PROBLEM TO SOLVE: Transcribe the full listing below exactly.

╭─ DATA TO USE

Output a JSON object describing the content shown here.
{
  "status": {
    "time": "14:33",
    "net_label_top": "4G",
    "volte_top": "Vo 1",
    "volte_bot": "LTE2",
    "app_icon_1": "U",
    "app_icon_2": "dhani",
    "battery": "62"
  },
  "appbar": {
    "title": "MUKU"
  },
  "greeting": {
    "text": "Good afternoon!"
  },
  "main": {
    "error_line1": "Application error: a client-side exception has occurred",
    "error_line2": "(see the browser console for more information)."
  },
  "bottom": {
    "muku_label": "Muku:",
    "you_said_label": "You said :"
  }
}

╰─

WRITTEN ANSWER:
Output a JSON object describing the content shown here.
{
  "status": {
    "time": "14:33",
    "net_label_top": "4G",
    "volte_top": "Vo 1",
    "volte_bot": "LTE2",
    "app_icon_1": "U",
    "app_icon_2": "dhani",
    "battery": "62"
  },
  "appbar": {
    "title": "MUKU"
  },
  "greeting": {
    "text": "Good afternoon!"
  },
  "main": {
    "error_line1": "Application error: a client-side exception has occurred",
    "error_line2": "(see the browser console for more information)."
  },
  "bottom": {
    "muku_label": "Muku:",
    "you_said_label": "You said :"
  }
}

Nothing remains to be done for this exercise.